→ Set task
Word for word, print each line of the listing below; pictures stay out.

→ Stored records
■ ■ ■
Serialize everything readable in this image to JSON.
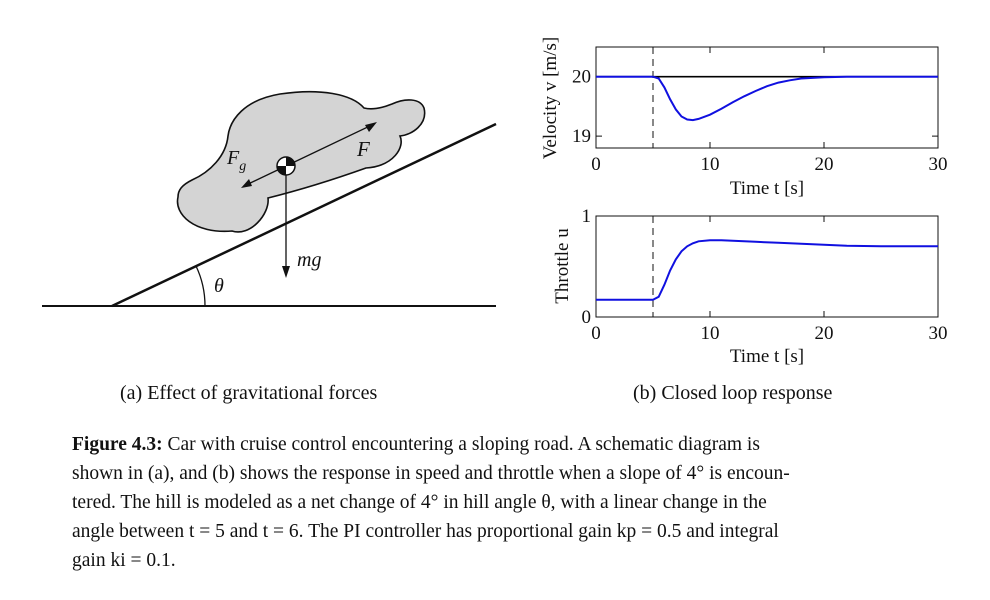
{
  "panel_a": {
    "caption": "(a) Effect of gravitational forces",
    "labels": {
      "gravity_force": "F",
      "gravity_subscript": "g",
      "drive_force": "F",
      "weight": "mg",
      "angle": "θ"
    }
  },
  "panel_b": {
    "caption": "(b) Closed loop response"
  },
  "chart_data": [
    {
      "type": "line",
      "ylabel": "Velocity v [m/s]",
      "xlabel": "Time t [s]",
      "xlim": [
        0,
        30
      ],
      "ylim": [
        18.8,
        20.5
      ],
      "xticks": [
        "0",
        "10",
        "20",
        "30"
      ],
      "yticks": [
        "19",
        "20"
      ],
      "reference_line": {
        "y": 20,
        "color": "#000000"
      },
      "event_marker": {
        "x": 5,
        "style": "dashed"
      },
      "series": [
        {
          "color": "#1010e0",
          "x": [
            0,
            5,
            5.5,
            6,
            6.5,
            7,
            7.5,
            8,
            8.5,
            9,
            10,
            11,
            12,
            13,
            14,
            15,
            16,
            17,
            18,
            20,
            22,
            25,
            30
          ],
          "y": [
            20,
            20,
            19.97,
            19.82,
            19.62,
            19.45,
            19.33,
            19.28,
            19.27,
            19.29,
            19.36,
            19.46,
            19.57,
            19.67,
            19.76,
            19.84,
            19.9,
            19.94,
            19.97,
            19.99,
            20.0,
            20.0,
            20.0
          ]
        }
      ]
    },
    {
      "type": "line",
      "ylabel": "Throttle u",
      "xlabel": "Time t [s]",
      "xlim": [
        0,
        30
      ],
      "ylim": [
        0,
        1
      ],
      "xticks": [
        "0",
        "10",
        "20",
        "30"
      ],
      "yticks": [
        "0",
        "1"
      ],
      "event_marker": {
        "x": 5,
        "style": "dashed"
      },
      "series": [
        {
          "color": "#1010e0",
          "x": [
            0,
            5,
            5.5,
            6,
            6.5,
            7,
            7.5,
            8,
            8.5,
            9,
            10,
            11,
            12,
            14,
            16,
            18,
            20,
            22,
            25,
            30
          ],
          "y": [
            0.17,
            0.17,
            0.2,
            0.32,
            0.46,
            0.57,
            0.65,
            0.7,
            0.73,
            0.75,
            0.76,
            0.76,
            0.755,
            0.745,
            0.735,
            0.725,
            0.715,
            0.705,
            0.7,
            0.7
          ]
        }
      ]
    }
  ],
  "caption": {
    "label": "Figure 4.3:",
    "lines": [
      "Car with cruise control encountering a sloping road. A schematic diagram is",
      "shown in (a), and (b) shows the response in speed and throttle when a slope of 4° is encoun-",
      "tered. The hill is modeled as a net change of 4° in hill angle θ, with a linear change in the",
      "angle between t = 5 and t = 6. The PI controller has proportional gain kp = 0.5 and integral",
      "gain ki = 0.1."
    ]
  }
}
■ ■ ■
→ Exercise response
Serialize everything readable in this image to JSON.
{
  "panel_a": {
    "caption": "(a) Effect of gravitational forces",
    "labels": {
      "gravity_force": "F",
      "gravity_subscript": "g",
      "drive_force": "F",
      "weight": "mg",
      "angle": "θ"
    }
  },
  "panel_b": {
    "caption": "(b) Closed loop response"
  },
  "chart_data": [
    {
      "type": "line",
      "ylabel": "Velocity v [m/s]",
      "xlabel": "Time t [s]",
      "xlim": [
        0,
        30
      ],
      "ylim": [
        18.8,
        20.5
      ],
      "xticks": [
        "0",
        "10",
        "20",
        "30"
      ],
      "yticks": [
        "19",
        "20"
      ],
      "reference_line": {
        "y": 20,
        "color": "#000000"
      },
      "event_marker": {
        "x": 5,
        "style": "dashed"
      },
      "series": [
        {
          "color": "#1010e0",
          "x": [
            0,
            5,
            5.5,
            6,
            6.5,
            7,
            7.5,
            8,
            8.5,
            9,
            10,
            11,
            12,
            13,
            14,
            15,
            16,
            17,
            18,
            20,
            22,
            25,
            30
          ],
          "y": [
            20,
            20,
            19.97,
            19.82,
            19.62,
            19.45,
            19.33,
            19.28,
            19.27,
            19.29,
            19.36,
            19.46,
            19.57,
            19.67,
            19.76,
            19.84,
            19.9,
            19.94,
            19.97,
            19.99,
            20.0,
            20.0,
            20.0
          ]
        }
      ]
    },
    {
      "type": "line",
      "ylabel": "Throttle u",
      "xlabel": "Time t [s]",
      "xlim": [
        0,
        30
      ],
      "ylim": [
        0,
        1
      ],
      "xticks": [
        "0",
        "10",
        "20",
        "30"
      ],
      "yticks": [
        "0",
        "1"
      ],
      "event_marker": {
        "x": 5,
        "style": "dashed"
      },
      "series": [
        {
          "color": "#1010e0",
          "x": [
            0,
            5,
            5.5,
            6,
            6.5,
            7,
            7.5,
            8,
            8.5,
            9,
            10,
            11,
            12,
            14,
            16,
            18,
            20,
            22,
            25,
            30
          ],
          "y": [
            0.17,
            0.17,
            0.2,
            0.32,
            0.46,
            0.57,
            0.65,
            0.7,
            0.73,
            0.75,
            0.76,
            0.76,
            0.755,
            0.745,
            0.735,
            0.725,
            0.715,
            0.705,
            0.7,
            0.7
          ]
        }
      ]
    }
  ],
  "caption": {
    "label": "Figure 4.3:",
    "lines": [
      "Car with cruise control encountering a sloping road. A schematic diagram is",
      "shown in (a), and (b) shows the response in speed and throttle when a slope of 4° is encoun-",
      "tered. The hill is modeled as a net change of 4° in hill angle θ, with a linear change in the",
      "angle between t = 5 and t = 6. The PI controller has proportional gain kp = 0.5 and integral",
      "gain ki = 0.1."
    ]
  }
}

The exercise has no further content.